begin

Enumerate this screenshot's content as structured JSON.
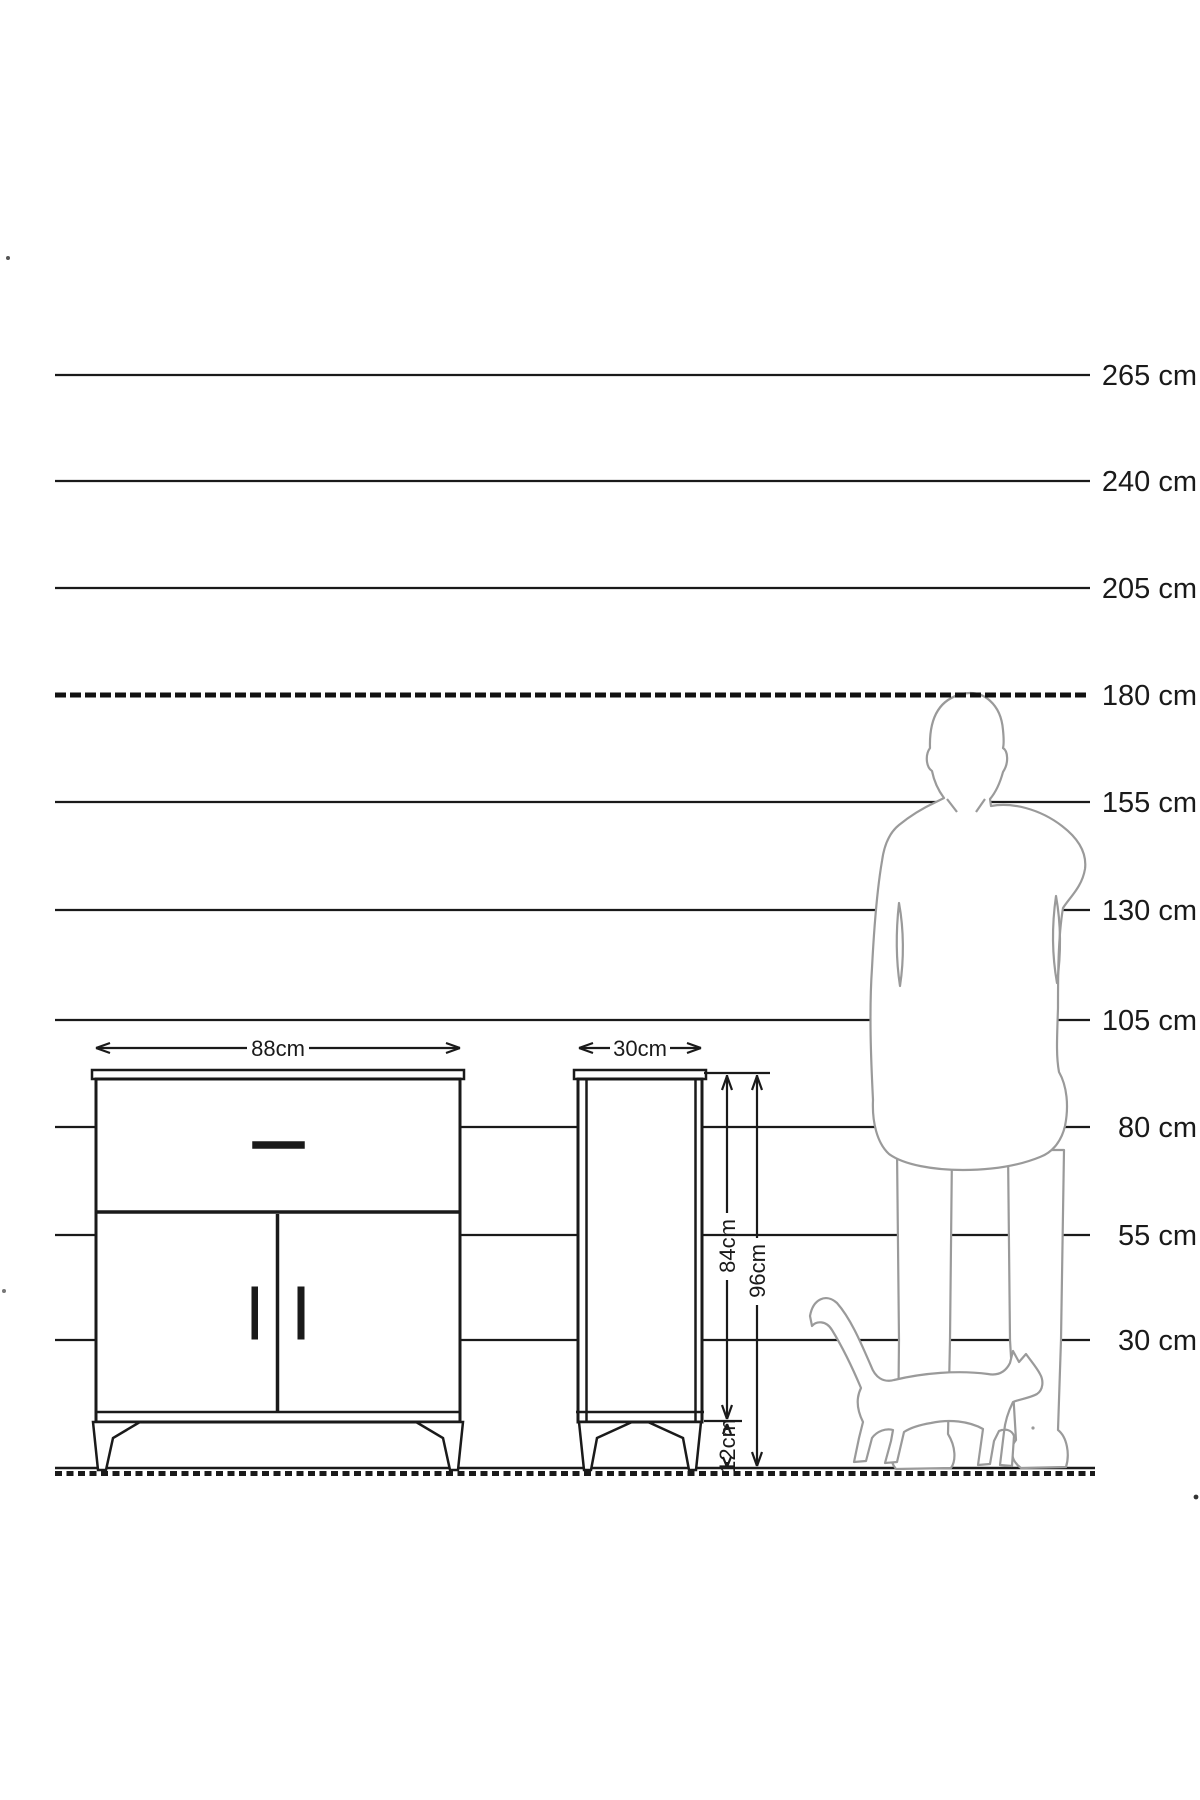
{
  "scale": {
    "unit": "cm",
    "lines": [
      {
        "label": "265 cm",
        "value": 265,
        "style": "solid"
      },
      {
        "label": "240 cm",
        "value": 240,
        "style": "solid"
      },
      {
        "label": "205 cm",
        "value": 205,
        "style": "solid"
      },
      {
        "label": "180 cm",
        "value": 180,
        "style": "dashed"
      },
      {
        "label": "155 cm",
        "value": 155,
        "style": "solid"
      },
      {
        "label": "130 cm",
        "value": 130,
        "style": "solid"
      },
      {
        "label": "105 cm",
        "value": 105,
        "style": "solid"
      },
      {
        "label": "80 cm",
        "value": 80,
        "style": "solid"
      },
      {
        "label": "55 cm",
        "value": 55,
        "style": "solid"
      },
      {
        "label": "30 cm",
        "value": 30,
        "style": "solid"
      }
    ]
  },
  "furniture": {
    "front_view": {
      "width_label": "88cm",
      "width_cm": 88
    },
    "side_view": {
      "depth_label": "30cm",
      "depth_cm": 30
    },
    "heights": {
      "body_label": "84cm",
      "body_cm": 84,
      "total_label": "96cm",
      "total_cm": 96,
      "legs_label": "12cm",
      "legs_cm": 12
    }
  },
  "silhouettes": {
    "man": "standing-man-silhouette",
    "cat": "walking-cat-silhouette"
  },
  "colors": {
    "line": "#1a1a1a",
    "silhouette": "#9a9a9a",
    "background": "#ffffff"
  }
}
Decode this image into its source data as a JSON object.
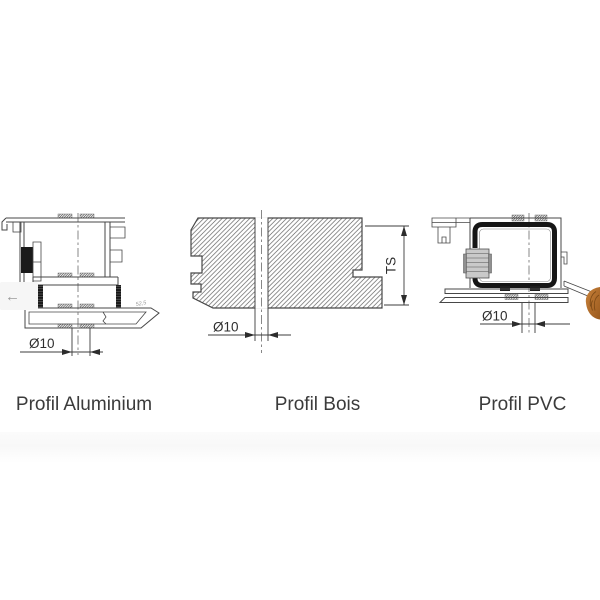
{
  "carousel": {
    "prev_icon": "←"
  },
  "slides": [
    {
      "label": "Profil Aluminium",
      "hole_dim": "Ø10",
      "angle_note": "52,5"
    },
    {
      "label": "Profil Bois",
      "hole_dim": "Ø10",
      "height_dim": "TS"
    },
    {
      "label": "Profil PVC",
      "hole_dim": "Ø10"
    }
  ],
  "colors": {
    "background": "#ffffff",
    "drawing_line": "#474747",
    "label_text": "#3b3b3b",
    "steel_reinforcement": "#161616",
    "gasket": "#1a1a1a",
    "fitting": "#c9c9c9",
    "wood_preview": "#b06e2c",
    "nav_background": "#f6f6f6",
    "nav_arrow": "#9a9a9a"
  }
}
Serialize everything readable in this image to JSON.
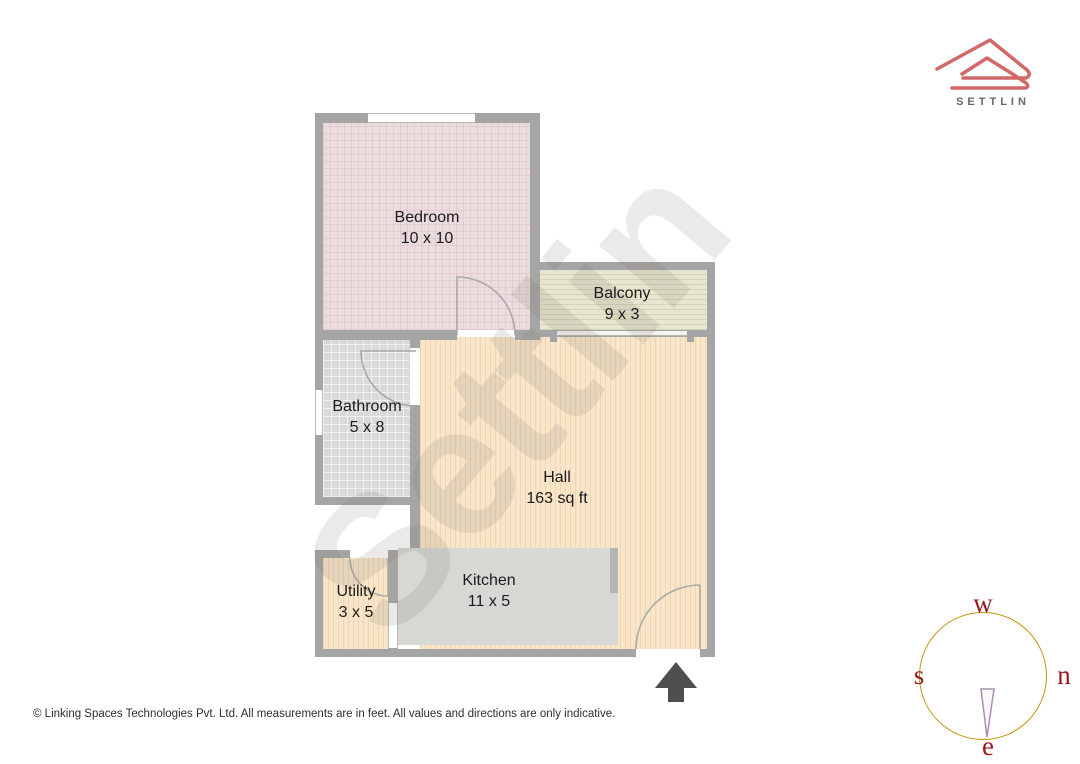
{
  "brand": {
    "logo_text": "SETTLIN",
    "logo_color": "#d36868",
    "logo_text_color": "#666666"
  },
  "floor_plan": {
    "watermark": "Settlin",
    "wall_color": "#a5a5a5",
    "rooms": [
      {
        "name": "Bedroom",
        "dimensions": "10 x 10",
        "fill": "#ebdcdd"
      },
      {
        "name": "Balcony",
        "dimensions": "9 x 3",
        "fill": "#e8e6cf"
      },
      {
        "name": "Bathroom",
        "dimensions": "5 x 8",
        "fill": "#d9d9d9"
      },
      {
        "name": "Hall",
        "dimensions": "163 sq ft",
        "fill": "#f9e5c8"
      },
      {
        "name": "Utility",
        "dimensions": "3 x 5",
        "fill": "#f9e5c8"
      },
      {
        "name": "Kitchen",
        "dimensions": "11 x 5",
        "fill": "#d5d8d3"
      }
    ]
  },
  "compass": {
    "top": "w",
    "right": "n",
    "bottom": "e",
    "left": "s",
    "ring_color": "#c9920e",
    "letter_color": "#98191c"
  },
  "footer": {
    "text": "© Linking Spaces Technologies Pvt. Ltd. All measurements are in feet. All values and directions are only indicative."
  }
}
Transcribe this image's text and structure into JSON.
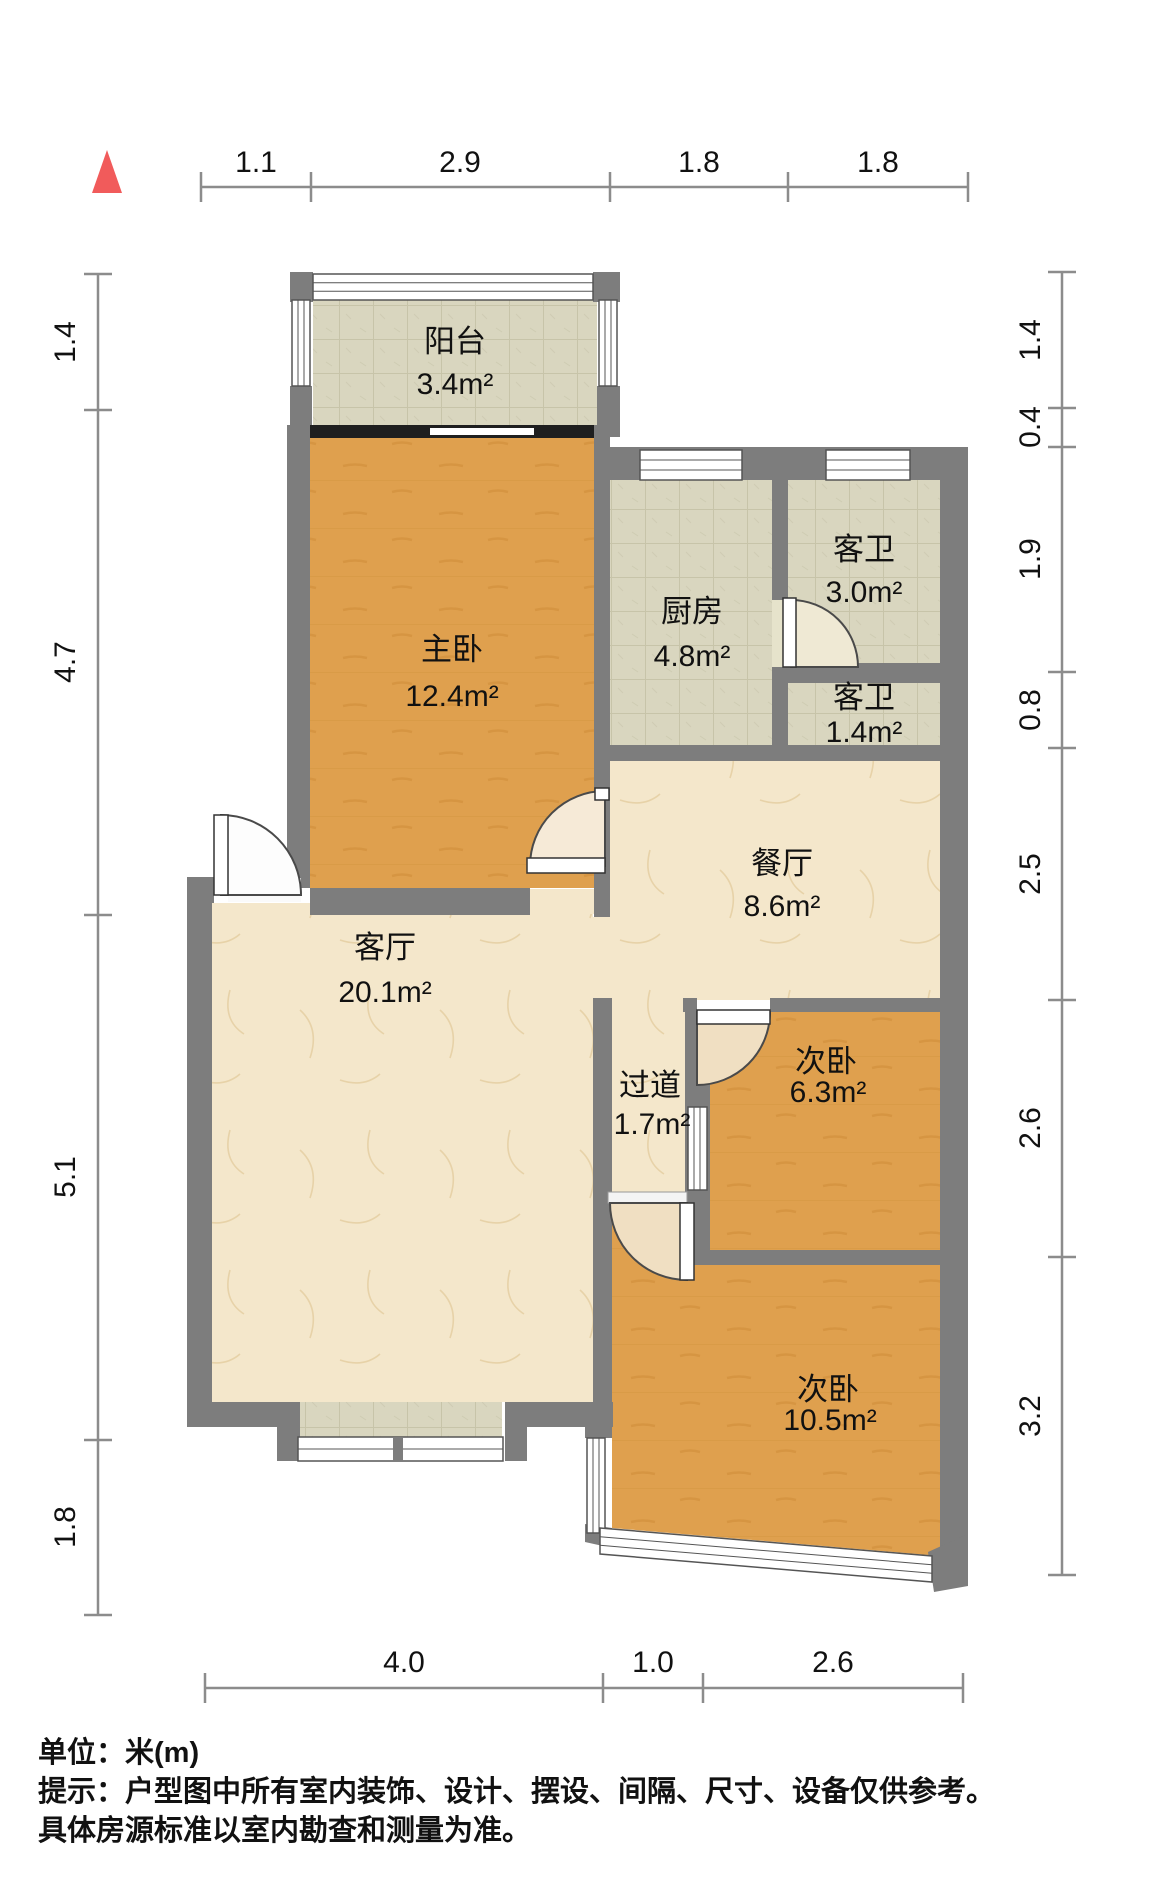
{
  "compass": {
    "icon": "north-triangle",
    "color": "#f15b5b"
  },
  "rooms": {
    "balcony": {
      "name": "阳台",
      "area": "3.4m²"
    },
    "master_bedroom": {
      "name": "主卧",
      "area": "12.4m²"
    },
    "kitchen": {
      "name": "厨房",
      "area": "4.8m²"
    },
    "guest_bath_large": {
      "name": "客卫",
      "area": "3.0m²"
    },
    "guest_bath_small": {
      "name": "客卫",
      "area": "1.4m²"
    },
    "dining_room": {
      "name": "餐厅",
      "area": "8.6m²"
    },
    "hallway": {
      "name": "过道",
      "area": "1.7m²"
    },
    "bedroom_2": {
      "name": "次卧",
      "area": "6.3m²"
    },
    "living_room": {
      "name": "客厅",
      "area": "20.1m²"
    },
    "bedroom_3": {
      "name": "次卧",
      "area": "10.5m²"
    }
  },
  "dimensions": {
    "top": [
      "1.1",
      "2.9",
      "1.8",
      "1.8"
    ],
    "left": [
      "1.4",
      "4.7",
      "5.1",
      "1.8"
    ],
    "right": [
      "1.4",
      "0.4",
      "1.9",
      "0.8",
      "2.5",
      "2.6",
      "3.2"
    ],
    "bottom": [
      "4.0",
      "1.0",
      "2.6"
    ]
  },
  "footer": {
    "unit_line": "单位：米(m)",
    "hint_line": "提示：户型图中所有室内装饰、设计、摆设、间隔、尺寸、设备仅供参考。",
    "note_line": "具体房源标准以室内勘查和测量为准。"
  },
  "colors": {
    "wall": "#7d7d7d",
    "wood_floor": "#dfa04e",
    "tile_floor": "#d9d6bf",
    "cream_floor": "#f4e7cb",
    "north_arrow": "#f15b5b",
    "dimension_line": "#8c8c8c",
    "sliding_door": "#1f1f1f"
  }
}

end

TASK OBJECTIVE:
Return the records exactly. Don't carry the pictures over.

OUTPUT:
Enumerate this screenshot's content as structured JSON.
{
  "scale": {
    "unit": "cm",
    "lines": [
      {
        "label": "265 cm",
        "value": 265,
        "style": "solid"
      },
      {
        "label": "240 cm",
        "value": 240,
        "style": "solid"
      },
      {
        "label": "205 cm",
        "value": 205,
        "style": "solid"
      },
      {
        "label": "180 cm",
        "value": 180,
        "style": "dashed"
      },
      {
        "label": "155 cm",
        "value": 155,
        "style": "solid"
      },
      {
        "label": "130 cm",
        "value": 130,
        "style": "solid"
      },
      {
        "label": "105 cm",
        "value": 105,
        "style": "solid"
      },
      {
        "label": "80 cm",
        "value": 80,
        "style": "solid"
      },
      {
        "label": "55 cm",
        "value": 55,
        "style": "solid"
      },
      {
        "label": "30 cm",
        "value": 30,
        "style": "solid"
      }
    ]
  },
  "furniture": {
    "front_view": {
      "width_label": "88cm",
      "width_cm": 88
    },
    "side_view": {
      "depth_label": "30cm",
      "depth_cm": 30
    },
    "heights": {
      "body_label": "84cm",
      "body_cm": 84,
      "total_label": "96cm",
      "total_cm": 96,
      "legs_label": "12cm",
      "legs_cm": 12
    }
  },
  "silhouettes": {
    "man": "standing-man-silhouette",
    "cat": "walking-cat-silhouette"
  },
  "colors": {
    "line": "#1a1a1a",
    "silhouette": "#9a9a9a",
    "background": "#ffffff"
  }
}
Decode this image into its source data as a JSON object.
{
  "carousel": {
    "prev_icon": "←"
  },
  "slides": [
    {
      "label": "Profil Aluminium",
      "hole_dim": "Ø10",
      "angle_note": "52,5"
    },
    {
      "label": "Profil Bois",
      "hole_dim": "Ø10",
      "height_dim": "TS"
    },
    {
      "label": "Profil PVC",
      "hole_dim": "Ø10"
    }
  ],
  "colors": {
    "background": "#ffffff",
    "drawing_line": "#474747",
    "label_text": "#3b3b3b",
    "steel_reinforcement": "#161616",
    "gasket": "#1a1a1a",
    "fitting": "#c9c9c9",
    "wood_preview": "#b06e2c",
    "nav_background": "#f6f6f6",
    "nav_arrow": "#9a9a9a"
  }
}
Serialize everything readable in this image to JSON.
{
  "brand": {
    "logo_text": "SETTLIN",
    "logo_color": "#d36868",
    "logo_text_color": "#666666"
  },
  "floor_plan": {
    "watermark": "Settlin",
    "wall_color": "#a5a5a5",
    "rooms": [
      {
        "name": "Bedroom",
        "dimensions": "10 x 10",
        "fill": "#ebdcdd"
      },
      {
        "name": "Balcony",
        "dimensions": "9 x 3",
        "fill": "#e8e6cf"
      },
      {
        "name": "Bathroom",
        "dimensions": "5 x 8",
        "fill": "#d9d9d9"
      },
      {
        "name": "Hall",
        "dimensions": "163 sq ft",
        "fill": "#f9e5c8"
      },
      {
        "name": "Utility",
        "dimensions": "3 x 5",
        "fill": "#f9e5c8"
      },
      {
        "name": "Kitchen",
        "dimensions": "11 x 5",
        "fill": "#d5d8d3"
      }
    ]
  },
  "compass": {
    "top": "w",
    "right": "n",
    "bottom": "e",
    "left": "s",
    "ring_color": "#c9920e",
    "letter_color": "#98191c"
  },
  "footer": {
    "text": "© Linking Spaces Technologies Pvt. Ltd. All measurements are in feet. All values and directions are only indicative."
  }
}
Transcribe this image's text and structure into JSON.
{
  "compass": {
    "icon": "north-triangle",
    "color": "#f15b5b"
  },
  "rooms": {
    "balcony": {
      "name": "阳台",
      "area": "3.4m²"
    },
    "master_bedroom": {
      "name": "主卧",
      "area": "12.4m²"
    },
    "kitchen": {
      "name": "厨房",
      "area": "4.8m²"
    },
    "guest_bath_large": {
      "name": "客卫",
      "area": "3.0m²"
    },
    "guest_bath_small": {
      "name": "客卫",
      "area": "1.4m²"
    },
    "dining_room": {
      "name": "餐厅",
      "area": "8.6m²"
    },
    "hallway": {
      "name": "过道",
      "area": "1.7m²"
    },
    "bedroom_2": {
      "name": "次卧",
      "area": "6.3m²"
    },
    "living_room": {
      "name": "客厅",
      "area": "20.1m²"
    },
    "bedroom_3": {
      "name": "次卧",
      "area": "10.5m²"
    }
  },
  "dimensions": {
    "top": [
      "1.1",
      "2.9",
      "1.8",
      "1.8"
    ],
    "left": [
      "1.4",
      "4.7",
      "5.1",
      "1.8"
    ],
    "right": [
      "1.4",
      "0.4",
      "1.9",
      "0.8",
      "2.5",
      "2.6",
      "3.2"
    ],
    "bottom": [
      "4.0",
      "1.0",
      "2.6"
    ]
  },
  "footer": {
    "unit_line": "单位：米(m)",
    "hint_line": "提示：户型图中所有室内装饰、设计、摆设、间隔、尺寸、设备仅供参考。",
    "note_line": "具体房源标准以室内勘查和测量为准。"
  },
  "colors": {
    "wall": "#7d7d7d",
    "wood_floor": "#dfa04e",
    "tile_floor": "#d9d6bf",
    "cream_floor": "#f4e7cb",
    "north_arrow": "#f15b5b",
    "dimension_line": "#8c8c8c",
    "sliding_door": "#1f1f1f"
  }
}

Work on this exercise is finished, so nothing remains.